[START OF Dataset entries]
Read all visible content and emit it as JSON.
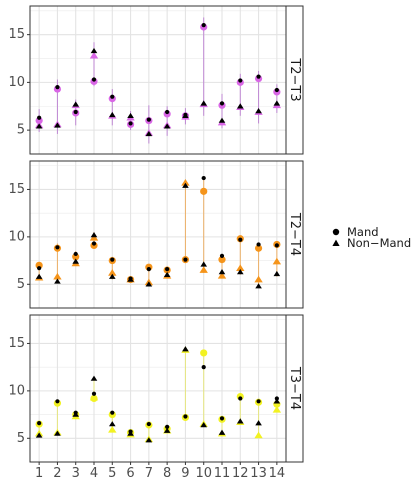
{
  "chart_data": {
    "type": "scatter",
    "x_ticks": [
      "1",
      "2",
      "3",
      "4",
      "5",
      "6",
      "7",
      "8",
      "9",
      "10",
      "11",
      "12",
      "13",
      "14"
    ],
    "y_ticks": [
      5,
      10,
      15
    ],
    "ylim": [
      2.5,
      18.0
    ],
    "xlim": [
      0.5,
      14.5
    ],
    "grid": true,
    "legend": {
      "placement": "right",
      "items": [
        {
          "label": "Mand",
          "shape": "circle"
        },
        {
          "label": "Non−Mand",
          "shape": "triangle"
        }
      ]
    },
    "panels": [
      {
        "label": "T2−T3",
        "color": "#d966e6",
        "err_color": "#b46ad0",
        "mand_black": [
          6.3,
          9.5,
          6.9,
          10.3,
          8.5,
          5.7,
          6.1,
          6.9,
          6.6,
          16.0,
          7.8,
          10.2,
          10.6,
          9.2
        ],
        "mand_colored": [
          6.0,
          9.3,
          6.8,
          10.1,
          8.3,
          5.6,
          6.0,
          6.7,
          6.5,
          15.8,
          7.6,
          10.0,
          10.4,
          9.0
        ],
        "nonmand_black": [
          5.4,
          5.5,
          7.7,
          13.3,
          6.6,
          6.5,
          4.6,
          5.4,
          6.5,
          7.8,
          6.0,
          7.5,
          7.0,
          7.8
        ],
        "nonmand_colored": [
          5.5,
          5.6,
          7.6,
          12.8,
          6.5,
          6.3,
          4.7,
          5.5,
          6.4,
          7.7,
          5.8,
          7.4,
          6.9,
          7.6
        ],
        "err_high": [
          7.2,
          10.3,
          8.2,
          14.2,
          9.3,
          7.0,
          7.6,
          7.5,
          7.3,
          16.8,
          8.8,
          10.9,
          11.2,
          9.8
        ],
        "err_low": [
          4.8,
          4.6,
          5.5,
          9.6,
          5.5,
          5.0,
          3.6,
          4.4,
          5.6,
          6.5,
          5.2,
          6.5,
          5.7,
          6.8
        ]
      },
      {
        "label": "T2−T4",
        "color": "#f5941a",
        "err_color": "#f0a040",
        "mand_black": [
          6.7,
          8.9,
          8.2,
          9.3,
          7.6,
          5.6,
          6.6,
          6.6,
          7.6,
          16.2,
          8.0,
          9.7,
          9.2,
          9.1
        ],
        "mand_colored": [
          7.0,
          8.8,
          7.9,
          9.1,
          7.5,
          5.5,
          6.8,
          6.5,
          7.6,
          14.8,
          7.6,
          9.8,
          8.8,
          9.2
        ],
        "nonmand_black": [
          5.8,
          5.3,
          7.4,
          10.2,
          5.8,
          5.5,
          5.0,
          6.0,
          15.4,
          7.1,
          6.3,
          6.3,
          4.8,
          6.1
        ],
        "nonmand_colored": [
          5.7,
          5.8,
          7.2,
          9.9,
          6.2,
          5.5,
          5.2,
          5.9,
          15.7,
          6.5,
          5.9,
          6.7,
          5.5,
          7.4
        ],
        "err_high": [
          7.3,
          9.3,
          8.5,
          10.5,
          7.9,
          5.8,
          7.0,
          6.9,
          16.0,
          16.4,
          8.2,
          10.0,
          9.4,
          9.4
        ],
        "err_low": [
          5.4,
          5.1,
          7.0,
          8.8,
          5.5,
          5.2,
          4.8,
          5.6,
          7.3,
          6.2,
          5.6,
          6.0,
          4.6,
          5.8
        ]
      },
      {
        "label": "T3−T4",
        "color": "#f2f222",
        "err_color": "#e8e860",
        "mand_black": [
          6.6,
          8.9,
          7.7,
          9.7,
          7.7,
          5.7,
          6.5,
          6.2,
          7.3,
          12.5,
          7.1,
          9.2,
          8.9,
          9.2
        ],
        "mand_colored": [
          6.5,
          8.7,
          7.5,
          9.2,
          7.5,
          5.6,
          6.4,
          6.0,
          7.2,
          14.0,
          7.0,
          9.4,
          8.8,
          8.6
        ],
        "nonmand_black": [
          5.3,
          5.5,
          7.5,
          11.3,
          6.5,
          5.5,
          4.8,
          5.8,
          14.4,
          6.4,
          5.6,
          6.8,
          6.6,
          8.9
        ],
        "nonmand_colored": [
          5.5,
          5.6,
          7.3,
          9.3,
          5.9,
          5.4,
          4.9,
          5.8,
          14.3,
          6.5,
          5.5,
          6.7,
          5.3,
          8.0
        ],
        "err_high": [
          6.8,
          9.1,
          7.9,
          11.5,
          7.9,
          5.9,
          6.7,
          6.4,
          14.6,
          14.3,
          7.3,
          9.6,
          9.1,
          9.4
        ],
        "err_low": [
          5.1,
          5.3,
          7.0,
          9.0,
          5.6,
          5.2,
          4.6,
          5.6,
          7.0,
          6.2,
          5.3,
          6.5,
          5.1,
          7.8
        ]
      }
    ]
  }
}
[END OF Dataset entries]
### [Stated goal]
Quote every record above exactly, leaving out any pictures.

### [Solution]
Read all visible content and emit it as JSON.
{
  "chart_data": {
    "type": "scatter",
    "x_ticks": [
      "1",
      "2",
      "3",
      "4",
      "5",
      "6",
      "7",
      "8",
      "9",
      "10",
      "11",
      "12",
      "13",
      "14"
    ],
    "y_ticks": [
      5,
      10,
      15
    ],
    "ylim": [
      2.5,
      18.0
    ],
    "xlim": [
      0.5,
      14.5
    ],
    "grid": true,
    "legend": {
      "placement": "right",
      "items": [
        {
          "label": "Mand",
          "shape": "circle"
        },
        {
          "label": "Non−Mand",
          "shape": "triangle"
        }
      ]
    },
    "panels": [
      {
        "label": "T2−T3",
        "color": "#d966e6",
        "err_color": "#b46ad0",
        "mand_black": [
          6.3,
          9.5,
          6.9,
          10.3,
          8.5,
          5.7,
          6.1,
          6.9,
          6.6,
          16.0,
          7.8,
          10.2,
          10.6,
          9.2
        ],
        "mand_colored": [
          6.0,
          9.3,
          6.8,
          10.1,
          8.3,
          5.6,
          6.0,
          6.7,
          6.5,
          15.8,
          7.6,
          10.0,
          10.4,
          9.0
        ],
        "nonmand_black": [
          5.4,
          5.5,
          7.7,
          13.3,
          6.6,
          6.5,
          4.6,
          5.4,
          6.5,
          7.8,
          6.0,
          7.5,
          7.0,
          7.8
        ],
        "nonmand_colored": [
          5.5,
          5.6,
          7.6,
          12.8,
          6.5,
          6.3,
          4.7,
          5.5,
          6.4,
          7.7,
          5.8,
          7.4,
          6.9,
          7.6
        ],
        "err_high": [
          7.2,
          10.3,
          8.2,
          14.2,
          9.3,
          7.0,
          7.6,
          7.5,
          7.3,
          16.8,
          8.8,
          10.9,
          11.2,
          9.8
        ],
        "err_low": [
          4.8,
          4.6,
          5.5,
          9.6,
          5.5,
          5.0,
          3.6,
          4.4,
          5.6,
          6.5,
          5.2,
          6.5,
          5.7,
          6.8
        ]
      },
      {
        "label": "T2−T4",
        "color": "#f5941a",
        "err_color": "#f0a040",
        "mand_black": [
          6.7,
          8.9,
          8.2,
          9.3,
          7.6,
          5.6,
          6.6,
          6.6,
          7.6,
          16.2,
          8.0,
          9.7,
          9.2,
          9.1
        ],
        "mand_colored": [
          7.0,
          8.8,
          7.9,
          9.1,
          7.5,
          5.5,
          6.8,
          6.5,
          7.6,
          14.8,
          7.6,
          9.8,
          8.8,
          9.2
        ],
        "nonmand_black": [
          5.8,
          5.3,
          7.4,
          10.2,
          5.8,
          5.5,
          5.0,
          6.0,
          15.4,
          7.1,
          6.3,
          6.3,
          4.8,
          6.1
        ],
        "nonmand_colored": [
          5.7,
          5.8,
          7.2,
          9.9,
          6.2,
          5.5,
          5.2,
          5.9,
          15.7,
          6.5,
          5.9,
          6.7,
          5.5,
          7.4
        ],
        "err_high": [
          7.3,
          9.3,
          8.5,
          10.5,
          7.9,
          5.8,
          7.0,
          6.9,
          16.0,
          16.4,
          8.2,
          10.0,
          9.4,
          9.4
        ],
        "err_low": [
          5.4,
          5.1,
          7.0,
          8.8,
          5.5,
          5.2,
          4.8,
          5.6,
          7.3,
          6.2,
          5.6,
          6.0,
          4.6,
          5.8
        ]
      },
      {
        "label": "T3−T4",
        "color": "#f2f222",
        "err_color": "#e8e860",
        "mand_black": [
          6.6,
          8.9,
          7.7,
          9.7,
          7.7,
          5.7,
          6.5,
          6.2,
          7.3,
          12.5,
          7.1,
          9.2,
          8.9,
          9.2
        ],
        "mand_colored": [
          6.5,
          8.7,
          7.5,
          9.2,
          7.5,
          5.6,
          6.4,
          6.0,
          7.2,
          14.0,
          7.0,
          9.4,
          8.8,
          8.6
        ],
        "nonmand_black": [
          5.3,
          5.5,
          7.5,
          11.3,
          6.5,
          5.5,
          4.8,
          5.8,
          14.4,
          6.4,
          5.6,
          6.8,
          6.6,
          8.9
        ],
        "nonmand_colored": [
          5.5,
          5.6,
          7.3,
          9.3,
          5.9,
          5.4,
          4.9,
          5.8,
          14.3,
          6.5,
          5.5,
          6.7,
          5.3,
          8.0
        ],
        "err_high": [
          6.8,
          9.1,
          7.9,
          11.5,
          7.9,
          5.9,
          6.7,
          6.4,
          14.6,
          14.3,
          7.3,
          9.6,
          9.1,
          9.4
        ],
        "err_low": [
          5.1,
          5.3,
          7.0,
          9.0,
          5.6,
          5.2,
          4.6,
          5.6,
          7.0,
          6.2,
          5.3,
          6.5,
          5.1,
          7.8
        ]
      }
    ]
  }
}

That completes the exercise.